> _Stated goal_
Check every line of the entries below for the word "obowiązującej", and copy the ones that have it.

> _Input records_

(begin)

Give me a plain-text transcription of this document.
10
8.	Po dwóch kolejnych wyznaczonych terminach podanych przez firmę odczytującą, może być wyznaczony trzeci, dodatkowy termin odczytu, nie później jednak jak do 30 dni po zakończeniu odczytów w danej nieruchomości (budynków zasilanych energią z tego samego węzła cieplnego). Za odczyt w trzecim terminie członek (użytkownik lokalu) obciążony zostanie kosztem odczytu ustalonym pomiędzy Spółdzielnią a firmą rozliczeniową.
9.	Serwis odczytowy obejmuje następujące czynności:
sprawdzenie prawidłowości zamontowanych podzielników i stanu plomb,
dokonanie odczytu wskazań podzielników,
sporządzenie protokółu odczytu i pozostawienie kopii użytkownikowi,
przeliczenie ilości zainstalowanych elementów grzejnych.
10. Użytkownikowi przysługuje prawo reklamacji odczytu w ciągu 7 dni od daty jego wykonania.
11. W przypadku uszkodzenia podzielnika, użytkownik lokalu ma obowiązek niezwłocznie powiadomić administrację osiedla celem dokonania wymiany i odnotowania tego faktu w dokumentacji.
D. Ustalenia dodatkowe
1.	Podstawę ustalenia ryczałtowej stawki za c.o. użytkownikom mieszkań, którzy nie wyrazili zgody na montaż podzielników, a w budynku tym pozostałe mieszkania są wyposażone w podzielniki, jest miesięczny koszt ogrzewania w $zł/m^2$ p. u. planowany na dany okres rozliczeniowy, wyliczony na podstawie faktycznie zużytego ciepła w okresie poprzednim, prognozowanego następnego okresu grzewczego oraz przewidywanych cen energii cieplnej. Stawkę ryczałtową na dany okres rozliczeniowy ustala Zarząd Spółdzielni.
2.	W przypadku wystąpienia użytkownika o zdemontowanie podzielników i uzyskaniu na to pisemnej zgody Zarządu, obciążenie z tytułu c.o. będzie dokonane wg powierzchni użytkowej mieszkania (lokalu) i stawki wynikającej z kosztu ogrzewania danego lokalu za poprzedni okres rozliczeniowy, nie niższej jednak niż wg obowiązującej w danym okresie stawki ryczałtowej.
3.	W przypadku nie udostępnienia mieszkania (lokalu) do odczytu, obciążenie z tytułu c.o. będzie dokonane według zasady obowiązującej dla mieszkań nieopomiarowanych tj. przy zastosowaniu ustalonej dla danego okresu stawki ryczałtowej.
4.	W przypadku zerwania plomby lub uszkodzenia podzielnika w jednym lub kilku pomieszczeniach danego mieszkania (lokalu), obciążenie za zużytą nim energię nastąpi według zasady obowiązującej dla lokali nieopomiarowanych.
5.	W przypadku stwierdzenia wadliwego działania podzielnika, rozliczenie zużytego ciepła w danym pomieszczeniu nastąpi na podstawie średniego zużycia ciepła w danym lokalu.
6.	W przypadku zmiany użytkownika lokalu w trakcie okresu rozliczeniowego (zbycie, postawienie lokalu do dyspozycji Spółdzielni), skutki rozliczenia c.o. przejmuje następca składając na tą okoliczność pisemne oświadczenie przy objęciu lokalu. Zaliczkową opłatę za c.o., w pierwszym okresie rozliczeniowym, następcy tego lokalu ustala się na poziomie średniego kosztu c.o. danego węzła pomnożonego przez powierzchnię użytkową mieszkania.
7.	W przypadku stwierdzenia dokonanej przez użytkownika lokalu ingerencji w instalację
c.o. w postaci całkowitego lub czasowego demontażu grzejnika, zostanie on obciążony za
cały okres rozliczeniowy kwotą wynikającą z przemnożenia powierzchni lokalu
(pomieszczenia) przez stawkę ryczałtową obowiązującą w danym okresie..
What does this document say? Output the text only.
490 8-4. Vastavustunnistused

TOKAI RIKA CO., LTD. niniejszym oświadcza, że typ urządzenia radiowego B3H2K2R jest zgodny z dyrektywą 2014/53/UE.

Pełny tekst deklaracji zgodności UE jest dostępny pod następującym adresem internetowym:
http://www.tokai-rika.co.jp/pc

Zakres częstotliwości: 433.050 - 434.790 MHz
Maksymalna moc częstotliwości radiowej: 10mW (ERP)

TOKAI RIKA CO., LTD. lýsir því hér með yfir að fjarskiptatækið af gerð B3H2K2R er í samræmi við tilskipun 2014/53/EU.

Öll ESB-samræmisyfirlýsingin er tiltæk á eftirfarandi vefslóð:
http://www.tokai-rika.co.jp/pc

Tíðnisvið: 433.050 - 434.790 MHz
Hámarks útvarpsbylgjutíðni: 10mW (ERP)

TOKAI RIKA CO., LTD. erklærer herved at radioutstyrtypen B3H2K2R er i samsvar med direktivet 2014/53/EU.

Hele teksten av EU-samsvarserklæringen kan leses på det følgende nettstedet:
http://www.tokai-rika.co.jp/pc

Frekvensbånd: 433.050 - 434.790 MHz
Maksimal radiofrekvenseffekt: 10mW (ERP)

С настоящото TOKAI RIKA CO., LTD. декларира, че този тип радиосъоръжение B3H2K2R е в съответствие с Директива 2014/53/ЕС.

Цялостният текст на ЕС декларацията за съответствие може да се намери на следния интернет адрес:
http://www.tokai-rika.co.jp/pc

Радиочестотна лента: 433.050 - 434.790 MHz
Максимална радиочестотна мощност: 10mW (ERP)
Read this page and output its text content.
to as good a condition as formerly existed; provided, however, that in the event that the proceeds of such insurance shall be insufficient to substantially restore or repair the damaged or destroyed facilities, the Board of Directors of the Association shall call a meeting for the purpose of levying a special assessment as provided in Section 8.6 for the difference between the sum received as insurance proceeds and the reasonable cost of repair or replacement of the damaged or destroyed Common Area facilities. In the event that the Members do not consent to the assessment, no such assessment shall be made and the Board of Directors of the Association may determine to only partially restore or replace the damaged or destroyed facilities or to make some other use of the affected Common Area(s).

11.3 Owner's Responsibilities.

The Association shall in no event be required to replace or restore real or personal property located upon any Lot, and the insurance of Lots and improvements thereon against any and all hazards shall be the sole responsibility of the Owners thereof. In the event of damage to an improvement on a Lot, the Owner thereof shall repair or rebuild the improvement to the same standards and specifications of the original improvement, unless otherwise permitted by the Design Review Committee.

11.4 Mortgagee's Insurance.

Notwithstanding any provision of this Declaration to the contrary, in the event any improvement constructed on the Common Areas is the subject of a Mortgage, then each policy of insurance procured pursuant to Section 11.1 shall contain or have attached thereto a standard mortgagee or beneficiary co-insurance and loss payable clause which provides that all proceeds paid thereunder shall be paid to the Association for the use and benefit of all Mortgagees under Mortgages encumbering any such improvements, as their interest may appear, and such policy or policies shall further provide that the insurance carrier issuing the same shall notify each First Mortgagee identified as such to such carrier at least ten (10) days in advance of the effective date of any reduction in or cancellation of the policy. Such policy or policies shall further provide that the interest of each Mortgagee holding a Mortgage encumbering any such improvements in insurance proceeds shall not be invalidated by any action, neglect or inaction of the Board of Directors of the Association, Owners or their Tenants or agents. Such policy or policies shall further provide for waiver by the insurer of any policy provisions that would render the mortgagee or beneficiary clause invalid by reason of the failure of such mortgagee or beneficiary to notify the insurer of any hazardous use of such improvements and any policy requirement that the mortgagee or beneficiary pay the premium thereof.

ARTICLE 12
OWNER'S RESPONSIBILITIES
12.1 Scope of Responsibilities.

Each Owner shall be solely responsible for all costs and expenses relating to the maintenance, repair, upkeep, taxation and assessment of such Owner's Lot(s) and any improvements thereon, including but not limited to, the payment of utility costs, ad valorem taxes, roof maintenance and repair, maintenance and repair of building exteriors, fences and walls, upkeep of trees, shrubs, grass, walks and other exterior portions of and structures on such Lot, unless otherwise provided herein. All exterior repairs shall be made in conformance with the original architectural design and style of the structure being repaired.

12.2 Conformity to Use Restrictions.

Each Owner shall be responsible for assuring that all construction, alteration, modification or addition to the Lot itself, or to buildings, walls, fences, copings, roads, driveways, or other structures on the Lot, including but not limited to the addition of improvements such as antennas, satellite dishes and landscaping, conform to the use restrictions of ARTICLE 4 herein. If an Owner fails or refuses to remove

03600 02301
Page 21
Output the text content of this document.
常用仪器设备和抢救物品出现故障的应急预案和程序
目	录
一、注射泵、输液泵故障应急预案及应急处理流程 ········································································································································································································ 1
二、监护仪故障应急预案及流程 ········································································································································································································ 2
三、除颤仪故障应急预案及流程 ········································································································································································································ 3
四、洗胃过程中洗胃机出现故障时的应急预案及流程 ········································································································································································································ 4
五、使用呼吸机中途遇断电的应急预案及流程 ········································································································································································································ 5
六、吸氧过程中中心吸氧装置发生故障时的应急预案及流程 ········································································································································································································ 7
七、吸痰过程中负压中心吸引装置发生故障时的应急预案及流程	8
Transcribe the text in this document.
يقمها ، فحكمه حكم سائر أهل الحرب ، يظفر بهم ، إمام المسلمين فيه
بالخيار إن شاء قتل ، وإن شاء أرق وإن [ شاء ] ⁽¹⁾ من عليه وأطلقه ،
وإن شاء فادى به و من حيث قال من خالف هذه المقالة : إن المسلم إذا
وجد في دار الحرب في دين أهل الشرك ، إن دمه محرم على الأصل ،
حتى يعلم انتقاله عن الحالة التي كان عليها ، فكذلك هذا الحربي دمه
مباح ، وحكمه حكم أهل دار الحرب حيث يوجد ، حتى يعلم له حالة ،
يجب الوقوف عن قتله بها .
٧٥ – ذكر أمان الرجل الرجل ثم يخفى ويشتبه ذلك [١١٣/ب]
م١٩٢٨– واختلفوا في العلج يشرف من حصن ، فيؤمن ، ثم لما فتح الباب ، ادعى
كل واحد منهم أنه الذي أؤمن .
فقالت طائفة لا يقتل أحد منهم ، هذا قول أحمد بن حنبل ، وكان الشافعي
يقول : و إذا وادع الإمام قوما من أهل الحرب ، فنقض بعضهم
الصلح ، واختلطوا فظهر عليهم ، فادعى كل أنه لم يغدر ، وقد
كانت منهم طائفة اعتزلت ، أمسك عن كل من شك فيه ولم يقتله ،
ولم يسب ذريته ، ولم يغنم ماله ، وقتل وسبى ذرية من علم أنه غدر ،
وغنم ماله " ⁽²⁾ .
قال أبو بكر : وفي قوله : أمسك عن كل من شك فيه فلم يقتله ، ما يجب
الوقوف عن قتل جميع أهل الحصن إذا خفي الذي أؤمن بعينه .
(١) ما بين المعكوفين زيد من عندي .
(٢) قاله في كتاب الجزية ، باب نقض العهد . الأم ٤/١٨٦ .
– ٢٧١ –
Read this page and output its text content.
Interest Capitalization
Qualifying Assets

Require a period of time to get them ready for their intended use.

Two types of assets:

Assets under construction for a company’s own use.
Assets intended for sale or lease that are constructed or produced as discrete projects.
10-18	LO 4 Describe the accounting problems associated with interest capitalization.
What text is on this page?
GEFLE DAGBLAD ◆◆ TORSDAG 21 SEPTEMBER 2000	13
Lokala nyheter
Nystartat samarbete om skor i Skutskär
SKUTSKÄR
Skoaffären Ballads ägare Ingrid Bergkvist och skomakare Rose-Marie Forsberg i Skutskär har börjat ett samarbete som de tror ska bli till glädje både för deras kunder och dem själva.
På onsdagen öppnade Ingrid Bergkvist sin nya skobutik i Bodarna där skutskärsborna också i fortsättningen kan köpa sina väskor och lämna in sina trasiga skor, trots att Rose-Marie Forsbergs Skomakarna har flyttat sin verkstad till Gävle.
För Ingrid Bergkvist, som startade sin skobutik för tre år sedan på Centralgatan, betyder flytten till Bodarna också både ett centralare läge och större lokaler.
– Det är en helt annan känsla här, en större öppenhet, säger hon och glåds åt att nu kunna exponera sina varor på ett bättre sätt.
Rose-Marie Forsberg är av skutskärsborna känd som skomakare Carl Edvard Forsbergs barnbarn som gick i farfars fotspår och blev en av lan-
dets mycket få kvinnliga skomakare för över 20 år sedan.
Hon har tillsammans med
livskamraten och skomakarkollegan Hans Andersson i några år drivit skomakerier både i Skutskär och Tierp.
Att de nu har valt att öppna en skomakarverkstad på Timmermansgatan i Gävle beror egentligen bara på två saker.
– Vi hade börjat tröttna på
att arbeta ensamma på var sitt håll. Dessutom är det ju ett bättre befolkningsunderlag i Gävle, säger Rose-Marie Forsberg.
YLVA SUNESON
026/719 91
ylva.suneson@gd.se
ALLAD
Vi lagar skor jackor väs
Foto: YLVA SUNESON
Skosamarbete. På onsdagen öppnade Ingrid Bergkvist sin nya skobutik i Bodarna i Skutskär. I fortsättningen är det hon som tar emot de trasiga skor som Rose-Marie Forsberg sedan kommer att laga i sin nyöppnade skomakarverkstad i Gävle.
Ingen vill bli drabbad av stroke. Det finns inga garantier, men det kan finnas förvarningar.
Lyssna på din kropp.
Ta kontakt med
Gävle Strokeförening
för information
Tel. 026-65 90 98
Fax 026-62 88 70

(end)

> _Response to the task_
2.	W przypadku wystąpienia użytkownika o zdemontowanie podzielników i uzyskaniu na to pisemnej zgody Zarządu, obciążenie z tytułu c.o. będzie dokonane wg powierzchni użytkowej mieszkania (lokalu) i stawki wynikającej z kosztu ogrzewania danego lokalu za poprzedni okres rozliczeniowy, nie niższej jednak niż wg obowiązującej w danym okresie stawki ryczałtowej.
3.	W przypadku nie udostępnienia mieszkania (lokalu) do odczytu, obciążenie z tytułu c.o. będzie dokonane według zasady obowiązującej dla mieszkań nieopomiarowanych tj. przy zastosowaniu ustalonej dla danego okresu stawki ryczałtowej.
4.	W przypadku zerwania plomby lub uszkodzenia podzielnika w jednym lub kilku pomieszczeniach danego mieszkania (lokalu), obciążenie za zużytą nim energię nastąpi według zasady obowiązującej dla lokali nieopomiarowanych.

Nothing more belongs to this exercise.